■ To do
Check every line of the material below for the string "linear", and return the ones that have it.

━━━ Material supplied ━━━

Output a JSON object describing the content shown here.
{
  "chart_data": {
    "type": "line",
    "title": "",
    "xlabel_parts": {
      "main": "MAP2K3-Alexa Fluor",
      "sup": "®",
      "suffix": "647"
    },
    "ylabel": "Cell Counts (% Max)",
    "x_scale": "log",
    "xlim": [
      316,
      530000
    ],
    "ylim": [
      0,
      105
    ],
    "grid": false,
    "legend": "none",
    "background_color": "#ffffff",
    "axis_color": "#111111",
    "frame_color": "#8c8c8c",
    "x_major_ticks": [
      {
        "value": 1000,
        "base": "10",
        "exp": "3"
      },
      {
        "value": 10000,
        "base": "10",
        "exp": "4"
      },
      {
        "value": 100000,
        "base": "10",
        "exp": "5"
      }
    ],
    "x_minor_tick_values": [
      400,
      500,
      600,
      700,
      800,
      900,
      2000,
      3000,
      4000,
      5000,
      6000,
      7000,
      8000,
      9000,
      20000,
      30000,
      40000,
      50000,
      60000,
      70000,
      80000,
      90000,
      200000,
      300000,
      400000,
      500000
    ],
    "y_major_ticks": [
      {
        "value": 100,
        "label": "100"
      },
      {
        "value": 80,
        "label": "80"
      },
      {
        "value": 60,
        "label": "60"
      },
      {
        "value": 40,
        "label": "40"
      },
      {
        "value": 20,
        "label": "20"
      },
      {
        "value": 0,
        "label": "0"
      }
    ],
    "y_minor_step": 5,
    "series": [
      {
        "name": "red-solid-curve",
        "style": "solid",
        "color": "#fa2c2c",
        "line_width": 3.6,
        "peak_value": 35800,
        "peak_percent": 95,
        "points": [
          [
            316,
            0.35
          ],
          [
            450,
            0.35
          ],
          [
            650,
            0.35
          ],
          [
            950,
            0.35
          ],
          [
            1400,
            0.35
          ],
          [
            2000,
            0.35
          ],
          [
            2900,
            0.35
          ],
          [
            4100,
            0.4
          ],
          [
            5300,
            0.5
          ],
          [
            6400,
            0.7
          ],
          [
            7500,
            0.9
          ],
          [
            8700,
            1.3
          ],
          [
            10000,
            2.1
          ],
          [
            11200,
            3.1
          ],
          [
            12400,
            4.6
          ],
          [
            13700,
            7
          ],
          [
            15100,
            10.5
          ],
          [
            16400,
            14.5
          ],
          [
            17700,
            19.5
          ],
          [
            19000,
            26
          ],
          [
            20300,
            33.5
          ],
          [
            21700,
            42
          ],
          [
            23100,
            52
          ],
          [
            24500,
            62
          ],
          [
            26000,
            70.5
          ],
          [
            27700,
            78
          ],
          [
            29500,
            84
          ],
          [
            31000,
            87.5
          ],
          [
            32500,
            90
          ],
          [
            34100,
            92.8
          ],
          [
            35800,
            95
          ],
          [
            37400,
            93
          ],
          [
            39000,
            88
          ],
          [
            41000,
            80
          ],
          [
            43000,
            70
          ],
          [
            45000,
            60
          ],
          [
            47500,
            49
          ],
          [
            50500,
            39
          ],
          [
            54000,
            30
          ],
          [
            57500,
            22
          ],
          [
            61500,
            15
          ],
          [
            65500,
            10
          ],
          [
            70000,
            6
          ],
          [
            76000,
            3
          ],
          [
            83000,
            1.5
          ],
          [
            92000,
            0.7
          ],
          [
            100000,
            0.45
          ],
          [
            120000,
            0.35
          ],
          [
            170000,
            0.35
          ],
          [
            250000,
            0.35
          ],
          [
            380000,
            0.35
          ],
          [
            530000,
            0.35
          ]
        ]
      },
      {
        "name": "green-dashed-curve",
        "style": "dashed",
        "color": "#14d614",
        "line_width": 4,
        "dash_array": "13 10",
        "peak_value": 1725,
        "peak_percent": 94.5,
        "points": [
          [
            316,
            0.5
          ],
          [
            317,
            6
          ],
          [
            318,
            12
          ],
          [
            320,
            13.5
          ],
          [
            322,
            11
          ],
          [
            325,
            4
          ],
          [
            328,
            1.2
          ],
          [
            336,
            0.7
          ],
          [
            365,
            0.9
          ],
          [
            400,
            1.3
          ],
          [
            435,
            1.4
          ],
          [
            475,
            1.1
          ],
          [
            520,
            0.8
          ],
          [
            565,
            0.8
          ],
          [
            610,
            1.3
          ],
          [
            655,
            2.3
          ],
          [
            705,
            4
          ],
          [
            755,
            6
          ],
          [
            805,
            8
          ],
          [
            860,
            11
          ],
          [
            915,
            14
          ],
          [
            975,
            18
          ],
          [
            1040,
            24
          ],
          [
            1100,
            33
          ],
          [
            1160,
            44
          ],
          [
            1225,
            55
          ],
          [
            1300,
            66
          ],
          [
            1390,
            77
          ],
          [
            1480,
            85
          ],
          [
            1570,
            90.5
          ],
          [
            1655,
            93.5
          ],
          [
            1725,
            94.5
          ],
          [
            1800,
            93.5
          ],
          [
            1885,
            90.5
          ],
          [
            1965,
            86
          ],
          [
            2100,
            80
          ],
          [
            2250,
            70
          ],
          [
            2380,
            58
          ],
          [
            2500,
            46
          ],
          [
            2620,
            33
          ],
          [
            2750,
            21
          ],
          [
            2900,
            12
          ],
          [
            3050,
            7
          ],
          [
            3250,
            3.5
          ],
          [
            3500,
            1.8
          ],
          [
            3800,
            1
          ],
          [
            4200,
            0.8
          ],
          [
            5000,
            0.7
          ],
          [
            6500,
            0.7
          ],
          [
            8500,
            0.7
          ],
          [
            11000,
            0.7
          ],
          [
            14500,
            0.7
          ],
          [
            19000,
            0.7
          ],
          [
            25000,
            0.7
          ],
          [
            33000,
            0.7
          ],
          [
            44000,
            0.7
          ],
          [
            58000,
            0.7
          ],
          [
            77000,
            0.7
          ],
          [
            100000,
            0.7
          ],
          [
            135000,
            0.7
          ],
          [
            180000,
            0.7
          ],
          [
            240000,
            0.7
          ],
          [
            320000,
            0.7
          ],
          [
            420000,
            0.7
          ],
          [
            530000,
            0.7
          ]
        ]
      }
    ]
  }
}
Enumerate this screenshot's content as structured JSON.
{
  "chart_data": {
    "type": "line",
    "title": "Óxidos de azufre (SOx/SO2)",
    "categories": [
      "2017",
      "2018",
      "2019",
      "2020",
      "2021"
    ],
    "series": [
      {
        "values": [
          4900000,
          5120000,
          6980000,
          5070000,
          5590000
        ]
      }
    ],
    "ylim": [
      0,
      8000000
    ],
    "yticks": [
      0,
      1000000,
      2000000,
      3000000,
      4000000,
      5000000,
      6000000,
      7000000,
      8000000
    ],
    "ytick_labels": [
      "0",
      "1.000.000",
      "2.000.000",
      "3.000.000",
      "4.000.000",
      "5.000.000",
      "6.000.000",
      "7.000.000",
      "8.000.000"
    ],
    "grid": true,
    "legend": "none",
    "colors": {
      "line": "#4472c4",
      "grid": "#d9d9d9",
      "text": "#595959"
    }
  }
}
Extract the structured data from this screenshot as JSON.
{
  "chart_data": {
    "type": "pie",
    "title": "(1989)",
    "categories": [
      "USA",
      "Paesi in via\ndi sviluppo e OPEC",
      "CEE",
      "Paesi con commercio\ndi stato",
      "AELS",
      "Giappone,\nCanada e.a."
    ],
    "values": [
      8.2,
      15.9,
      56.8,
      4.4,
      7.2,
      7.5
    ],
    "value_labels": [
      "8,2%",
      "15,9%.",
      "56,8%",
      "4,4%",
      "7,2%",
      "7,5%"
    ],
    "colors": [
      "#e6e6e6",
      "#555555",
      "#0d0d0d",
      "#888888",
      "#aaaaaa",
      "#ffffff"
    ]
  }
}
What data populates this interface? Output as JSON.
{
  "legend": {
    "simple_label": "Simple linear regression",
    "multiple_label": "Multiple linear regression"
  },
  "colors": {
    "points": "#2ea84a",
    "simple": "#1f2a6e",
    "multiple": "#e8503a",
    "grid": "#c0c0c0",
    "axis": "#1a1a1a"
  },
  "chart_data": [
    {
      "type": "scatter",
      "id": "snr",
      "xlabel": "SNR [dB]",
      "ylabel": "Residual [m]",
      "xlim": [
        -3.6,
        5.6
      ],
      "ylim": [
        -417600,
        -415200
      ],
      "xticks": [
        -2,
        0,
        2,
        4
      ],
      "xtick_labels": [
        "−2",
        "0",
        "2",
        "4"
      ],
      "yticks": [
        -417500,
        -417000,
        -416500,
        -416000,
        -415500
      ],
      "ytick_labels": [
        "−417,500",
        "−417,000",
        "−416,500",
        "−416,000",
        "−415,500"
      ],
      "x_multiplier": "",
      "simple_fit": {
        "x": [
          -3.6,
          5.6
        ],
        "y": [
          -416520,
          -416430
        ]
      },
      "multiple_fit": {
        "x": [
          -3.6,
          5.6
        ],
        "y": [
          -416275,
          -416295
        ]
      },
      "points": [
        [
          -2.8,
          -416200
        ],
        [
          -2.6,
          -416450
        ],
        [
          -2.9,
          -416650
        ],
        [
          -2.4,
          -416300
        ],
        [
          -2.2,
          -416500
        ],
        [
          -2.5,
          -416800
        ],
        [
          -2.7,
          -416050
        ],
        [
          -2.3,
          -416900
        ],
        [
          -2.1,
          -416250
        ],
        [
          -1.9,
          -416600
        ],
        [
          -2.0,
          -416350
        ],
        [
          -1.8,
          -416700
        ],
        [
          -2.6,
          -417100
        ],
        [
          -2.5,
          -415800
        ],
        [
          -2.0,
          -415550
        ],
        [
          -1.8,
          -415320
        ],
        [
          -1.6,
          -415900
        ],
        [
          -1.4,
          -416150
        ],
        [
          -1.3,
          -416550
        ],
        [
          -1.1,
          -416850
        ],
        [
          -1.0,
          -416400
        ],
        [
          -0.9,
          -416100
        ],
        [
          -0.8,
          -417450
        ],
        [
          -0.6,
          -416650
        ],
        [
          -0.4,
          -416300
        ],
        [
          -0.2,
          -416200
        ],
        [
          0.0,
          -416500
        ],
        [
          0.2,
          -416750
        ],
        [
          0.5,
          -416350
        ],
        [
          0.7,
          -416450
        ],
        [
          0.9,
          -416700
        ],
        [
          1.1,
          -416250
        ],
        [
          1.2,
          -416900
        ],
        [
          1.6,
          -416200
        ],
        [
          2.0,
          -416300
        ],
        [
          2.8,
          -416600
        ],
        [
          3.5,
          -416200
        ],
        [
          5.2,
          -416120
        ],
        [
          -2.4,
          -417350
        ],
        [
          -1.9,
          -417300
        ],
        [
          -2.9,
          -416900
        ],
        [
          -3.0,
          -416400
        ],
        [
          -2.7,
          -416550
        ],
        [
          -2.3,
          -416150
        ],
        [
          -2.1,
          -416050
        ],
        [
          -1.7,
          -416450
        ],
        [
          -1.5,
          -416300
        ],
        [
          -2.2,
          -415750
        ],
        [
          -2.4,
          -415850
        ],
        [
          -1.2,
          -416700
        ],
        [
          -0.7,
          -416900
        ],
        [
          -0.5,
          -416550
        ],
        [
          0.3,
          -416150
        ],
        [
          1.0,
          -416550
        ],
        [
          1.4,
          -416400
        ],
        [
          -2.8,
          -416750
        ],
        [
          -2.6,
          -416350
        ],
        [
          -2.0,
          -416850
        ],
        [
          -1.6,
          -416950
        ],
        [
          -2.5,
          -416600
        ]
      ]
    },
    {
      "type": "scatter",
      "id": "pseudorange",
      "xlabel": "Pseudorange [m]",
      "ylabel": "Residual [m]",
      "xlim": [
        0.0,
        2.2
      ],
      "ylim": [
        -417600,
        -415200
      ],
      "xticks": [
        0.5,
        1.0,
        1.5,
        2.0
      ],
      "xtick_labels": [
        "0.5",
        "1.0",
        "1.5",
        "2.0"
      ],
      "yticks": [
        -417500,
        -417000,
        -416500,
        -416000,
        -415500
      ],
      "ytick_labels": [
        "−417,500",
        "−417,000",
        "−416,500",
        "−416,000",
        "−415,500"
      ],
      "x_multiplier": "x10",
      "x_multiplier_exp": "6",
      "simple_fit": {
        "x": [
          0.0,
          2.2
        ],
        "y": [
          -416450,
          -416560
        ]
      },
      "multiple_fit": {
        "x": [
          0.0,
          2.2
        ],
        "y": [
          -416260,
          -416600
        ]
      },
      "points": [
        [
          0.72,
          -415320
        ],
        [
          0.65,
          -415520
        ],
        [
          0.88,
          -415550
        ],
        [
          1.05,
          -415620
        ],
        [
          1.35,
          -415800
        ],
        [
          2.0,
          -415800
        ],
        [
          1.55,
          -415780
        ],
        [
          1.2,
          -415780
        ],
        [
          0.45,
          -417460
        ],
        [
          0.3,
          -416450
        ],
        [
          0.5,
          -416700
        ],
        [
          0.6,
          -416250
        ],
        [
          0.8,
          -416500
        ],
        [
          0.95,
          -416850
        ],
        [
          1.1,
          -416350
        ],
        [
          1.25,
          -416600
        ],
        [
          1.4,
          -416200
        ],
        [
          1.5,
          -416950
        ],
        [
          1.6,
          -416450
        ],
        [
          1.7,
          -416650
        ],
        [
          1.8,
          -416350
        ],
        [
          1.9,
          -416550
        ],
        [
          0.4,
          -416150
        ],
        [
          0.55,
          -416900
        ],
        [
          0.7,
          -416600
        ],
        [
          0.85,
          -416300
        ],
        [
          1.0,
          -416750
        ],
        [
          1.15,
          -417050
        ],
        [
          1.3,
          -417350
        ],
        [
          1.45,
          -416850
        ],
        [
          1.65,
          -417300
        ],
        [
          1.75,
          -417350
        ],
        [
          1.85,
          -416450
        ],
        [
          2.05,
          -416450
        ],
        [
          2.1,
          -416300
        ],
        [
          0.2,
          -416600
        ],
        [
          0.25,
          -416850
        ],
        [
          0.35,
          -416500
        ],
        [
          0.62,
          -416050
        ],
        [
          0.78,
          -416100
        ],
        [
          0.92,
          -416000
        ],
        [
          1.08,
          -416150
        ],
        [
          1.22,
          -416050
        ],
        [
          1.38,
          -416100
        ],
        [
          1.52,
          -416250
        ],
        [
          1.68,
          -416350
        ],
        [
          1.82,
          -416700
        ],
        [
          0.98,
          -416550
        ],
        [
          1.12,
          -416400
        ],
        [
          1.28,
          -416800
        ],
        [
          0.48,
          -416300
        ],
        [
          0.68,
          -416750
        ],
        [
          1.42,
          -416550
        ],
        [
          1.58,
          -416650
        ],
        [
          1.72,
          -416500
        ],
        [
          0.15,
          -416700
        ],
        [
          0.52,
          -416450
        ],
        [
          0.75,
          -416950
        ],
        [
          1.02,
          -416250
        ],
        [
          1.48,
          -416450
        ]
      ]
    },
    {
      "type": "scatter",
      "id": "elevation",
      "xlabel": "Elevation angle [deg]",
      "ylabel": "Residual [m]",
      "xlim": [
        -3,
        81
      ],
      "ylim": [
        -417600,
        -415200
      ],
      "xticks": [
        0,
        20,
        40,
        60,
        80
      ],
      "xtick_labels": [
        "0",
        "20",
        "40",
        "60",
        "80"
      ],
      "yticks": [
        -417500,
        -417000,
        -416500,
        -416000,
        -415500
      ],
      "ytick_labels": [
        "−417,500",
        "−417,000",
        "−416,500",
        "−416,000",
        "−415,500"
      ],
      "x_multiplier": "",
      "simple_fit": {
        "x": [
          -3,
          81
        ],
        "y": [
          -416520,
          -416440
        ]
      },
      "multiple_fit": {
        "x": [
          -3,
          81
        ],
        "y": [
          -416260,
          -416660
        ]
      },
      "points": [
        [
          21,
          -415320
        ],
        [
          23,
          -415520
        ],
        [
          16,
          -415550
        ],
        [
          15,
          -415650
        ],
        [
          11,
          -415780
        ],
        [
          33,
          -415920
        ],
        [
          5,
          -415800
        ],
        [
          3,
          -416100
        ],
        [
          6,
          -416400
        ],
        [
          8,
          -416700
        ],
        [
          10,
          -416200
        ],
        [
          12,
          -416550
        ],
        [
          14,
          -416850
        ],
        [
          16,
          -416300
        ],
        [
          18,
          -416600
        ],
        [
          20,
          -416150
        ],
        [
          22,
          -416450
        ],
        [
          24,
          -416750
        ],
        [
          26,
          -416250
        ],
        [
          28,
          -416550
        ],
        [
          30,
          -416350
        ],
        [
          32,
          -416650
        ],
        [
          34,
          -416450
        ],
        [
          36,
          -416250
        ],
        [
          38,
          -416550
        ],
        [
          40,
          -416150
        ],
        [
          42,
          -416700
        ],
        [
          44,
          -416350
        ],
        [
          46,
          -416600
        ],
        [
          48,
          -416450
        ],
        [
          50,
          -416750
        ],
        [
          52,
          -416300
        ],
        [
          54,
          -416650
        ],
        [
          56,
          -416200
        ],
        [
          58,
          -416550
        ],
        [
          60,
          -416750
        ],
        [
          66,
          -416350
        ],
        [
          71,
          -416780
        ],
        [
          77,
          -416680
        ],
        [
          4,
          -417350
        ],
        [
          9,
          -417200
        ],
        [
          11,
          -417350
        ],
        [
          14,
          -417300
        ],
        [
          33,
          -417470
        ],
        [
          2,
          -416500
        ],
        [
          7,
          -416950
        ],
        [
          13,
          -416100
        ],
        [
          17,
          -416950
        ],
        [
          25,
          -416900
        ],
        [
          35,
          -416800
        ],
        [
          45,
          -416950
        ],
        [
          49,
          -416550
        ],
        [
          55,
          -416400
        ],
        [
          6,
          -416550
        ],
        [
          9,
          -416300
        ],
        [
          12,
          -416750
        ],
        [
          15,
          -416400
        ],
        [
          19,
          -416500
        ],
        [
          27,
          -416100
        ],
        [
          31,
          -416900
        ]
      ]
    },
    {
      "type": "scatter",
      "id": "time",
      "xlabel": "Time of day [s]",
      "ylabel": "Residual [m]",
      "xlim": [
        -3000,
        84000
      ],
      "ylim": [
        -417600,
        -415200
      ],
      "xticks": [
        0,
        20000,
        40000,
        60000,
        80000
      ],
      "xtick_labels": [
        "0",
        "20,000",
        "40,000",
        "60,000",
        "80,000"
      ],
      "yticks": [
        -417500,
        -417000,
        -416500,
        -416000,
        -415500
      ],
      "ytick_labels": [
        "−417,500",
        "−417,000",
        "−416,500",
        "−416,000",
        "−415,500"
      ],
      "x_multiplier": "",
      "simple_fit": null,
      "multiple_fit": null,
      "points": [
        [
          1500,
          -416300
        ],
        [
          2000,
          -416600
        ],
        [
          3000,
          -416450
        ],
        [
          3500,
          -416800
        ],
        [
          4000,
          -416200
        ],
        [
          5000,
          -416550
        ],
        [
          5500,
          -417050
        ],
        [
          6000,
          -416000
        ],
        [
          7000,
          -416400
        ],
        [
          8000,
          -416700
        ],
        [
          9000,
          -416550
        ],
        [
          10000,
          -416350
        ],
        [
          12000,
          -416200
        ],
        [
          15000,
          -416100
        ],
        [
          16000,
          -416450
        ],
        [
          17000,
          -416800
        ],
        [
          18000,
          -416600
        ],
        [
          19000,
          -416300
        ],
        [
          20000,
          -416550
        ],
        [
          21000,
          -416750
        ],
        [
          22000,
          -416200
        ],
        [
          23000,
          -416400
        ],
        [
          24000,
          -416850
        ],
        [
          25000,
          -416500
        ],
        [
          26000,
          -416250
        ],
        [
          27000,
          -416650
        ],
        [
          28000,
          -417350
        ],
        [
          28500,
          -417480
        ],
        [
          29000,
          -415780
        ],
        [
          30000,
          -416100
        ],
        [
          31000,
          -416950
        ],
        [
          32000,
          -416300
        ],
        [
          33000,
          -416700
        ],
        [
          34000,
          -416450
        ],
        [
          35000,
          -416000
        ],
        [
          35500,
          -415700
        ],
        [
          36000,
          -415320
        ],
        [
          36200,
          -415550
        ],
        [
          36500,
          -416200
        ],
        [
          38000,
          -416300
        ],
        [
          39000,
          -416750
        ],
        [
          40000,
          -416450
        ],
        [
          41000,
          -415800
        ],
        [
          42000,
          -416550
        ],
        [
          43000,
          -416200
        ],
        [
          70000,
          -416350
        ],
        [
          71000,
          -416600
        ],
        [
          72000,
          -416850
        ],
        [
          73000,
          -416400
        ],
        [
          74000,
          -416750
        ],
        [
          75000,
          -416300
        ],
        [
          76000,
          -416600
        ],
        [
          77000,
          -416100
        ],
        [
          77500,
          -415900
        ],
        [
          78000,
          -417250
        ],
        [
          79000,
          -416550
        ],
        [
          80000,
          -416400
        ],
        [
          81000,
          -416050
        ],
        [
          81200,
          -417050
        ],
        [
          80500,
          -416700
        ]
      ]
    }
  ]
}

━━━

■ Problem solution
    "simple_label": "Simple linear regression",
    "multiple_label": "Multiple linear regression"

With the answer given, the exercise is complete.